Request
In the following material, identify every line holding the string "лесных" and return it.
** START Given records **
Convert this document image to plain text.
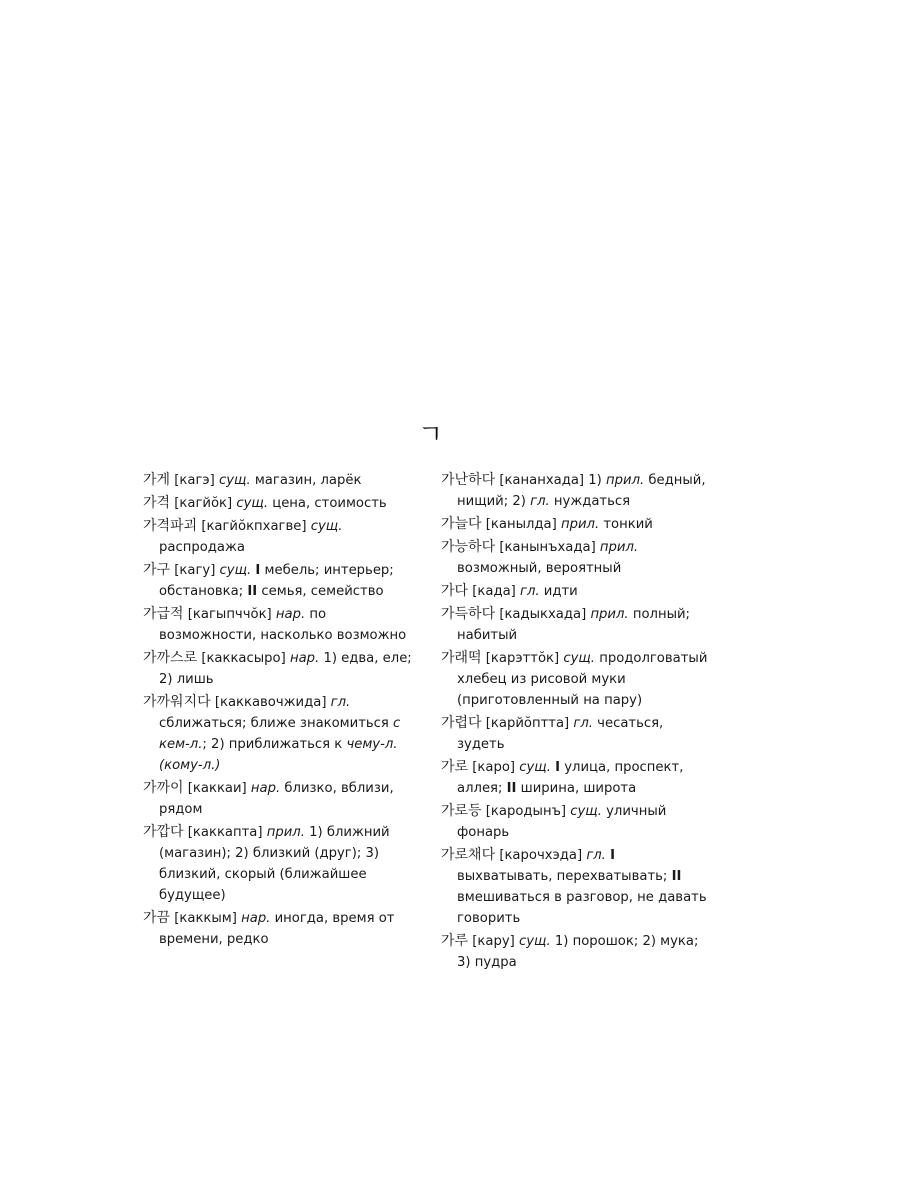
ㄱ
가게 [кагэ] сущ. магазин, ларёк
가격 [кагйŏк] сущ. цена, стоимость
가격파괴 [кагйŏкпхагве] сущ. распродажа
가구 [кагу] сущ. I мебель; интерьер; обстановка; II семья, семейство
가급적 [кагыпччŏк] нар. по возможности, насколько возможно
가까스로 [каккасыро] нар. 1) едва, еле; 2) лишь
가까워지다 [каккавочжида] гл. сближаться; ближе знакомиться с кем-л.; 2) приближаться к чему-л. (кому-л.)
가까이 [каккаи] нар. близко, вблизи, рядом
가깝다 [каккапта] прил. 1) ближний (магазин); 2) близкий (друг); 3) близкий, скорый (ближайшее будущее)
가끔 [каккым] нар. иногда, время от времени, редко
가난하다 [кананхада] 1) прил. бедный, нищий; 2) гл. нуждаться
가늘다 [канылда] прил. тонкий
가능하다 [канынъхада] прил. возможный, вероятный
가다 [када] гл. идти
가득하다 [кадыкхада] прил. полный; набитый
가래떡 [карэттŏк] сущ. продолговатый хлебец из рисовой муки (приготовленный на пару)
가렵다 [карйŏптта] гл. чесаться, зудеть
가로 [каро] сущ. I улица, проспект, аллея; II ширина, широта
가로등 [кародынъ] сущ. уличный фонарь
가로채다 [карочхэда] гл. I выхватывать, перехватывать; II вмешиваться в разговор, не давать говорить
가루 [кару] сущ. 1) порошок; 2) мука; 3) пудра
** END Given records **
** START Given records **
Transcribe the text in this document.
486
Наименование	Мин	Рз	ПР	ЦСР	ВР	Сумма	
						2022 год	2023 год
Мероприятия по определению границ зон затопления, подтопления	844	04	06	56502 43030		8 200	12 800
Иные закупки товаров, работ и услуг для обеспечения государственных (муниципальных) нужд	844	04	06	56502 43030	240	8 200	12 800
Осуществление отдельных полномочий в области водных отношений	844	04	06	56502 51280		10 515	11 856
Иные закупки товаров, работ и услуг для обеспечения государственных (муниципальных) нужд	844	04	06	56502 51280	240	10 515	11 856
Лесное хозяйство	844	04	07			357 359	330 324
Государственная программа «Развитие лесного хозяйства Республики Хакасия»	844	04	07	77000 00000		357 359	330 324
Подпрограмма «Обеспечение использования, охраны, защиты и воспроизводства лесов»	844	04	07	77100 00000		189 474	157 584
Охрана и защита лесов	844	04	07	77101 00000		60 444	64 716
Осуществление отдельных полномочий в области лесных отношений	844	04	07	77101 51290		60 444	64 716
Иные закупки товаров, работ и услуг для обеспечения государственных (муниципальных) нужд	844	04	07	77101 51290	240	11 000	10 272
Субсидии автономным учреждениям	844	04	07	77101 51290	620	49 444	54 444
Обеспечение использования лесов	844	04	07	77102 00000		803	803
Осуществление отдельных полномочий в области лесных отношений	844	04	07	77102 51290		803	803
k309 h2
** END Given records **
** START Given records **
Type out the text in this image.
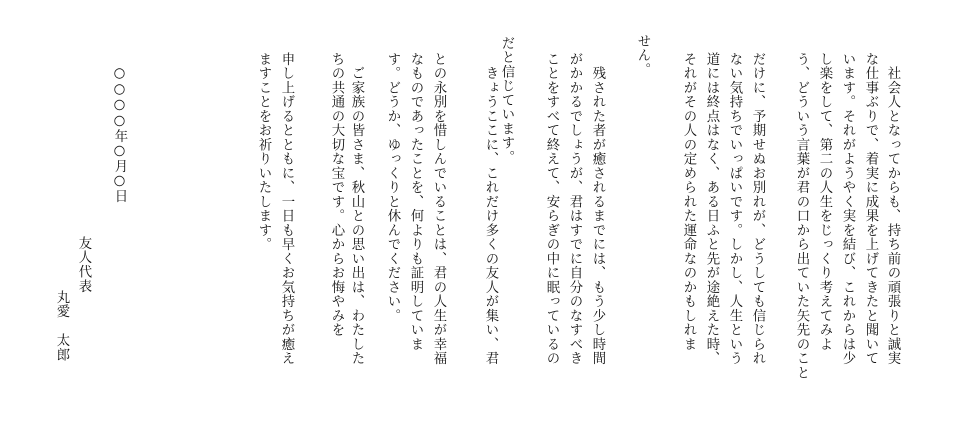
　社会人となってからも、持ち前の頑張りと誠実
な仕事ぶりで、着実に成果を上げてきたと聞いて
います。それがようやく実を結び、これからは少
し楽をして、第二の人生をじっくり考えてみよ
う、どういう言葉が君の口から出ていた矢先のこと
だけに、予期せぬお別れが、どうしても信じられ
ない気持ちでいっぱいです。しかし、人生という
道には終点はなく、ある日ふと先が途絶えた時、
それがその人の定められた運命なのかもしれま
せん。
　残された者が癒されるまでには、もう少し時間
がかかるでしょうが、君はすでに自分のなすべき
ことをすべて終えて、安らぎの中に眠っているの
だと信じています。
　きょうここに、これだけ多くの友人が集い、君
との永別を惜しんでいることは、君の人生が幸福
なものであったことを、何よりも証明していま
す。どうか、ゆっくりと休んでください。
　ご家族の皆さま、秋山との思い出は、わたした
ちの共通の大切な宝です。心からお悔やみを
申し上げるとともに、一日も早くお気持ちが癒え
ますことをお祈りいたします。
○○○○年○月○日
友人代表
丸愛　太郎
** END Given records **
Worked answer
Осуществление отдельных полномочий в области лесных отношений	844	04	07	77101 51290		60 444	64 716
Осуществление отдельных полномочий в области лесных отношений	844	04	07	77102 51290		803	803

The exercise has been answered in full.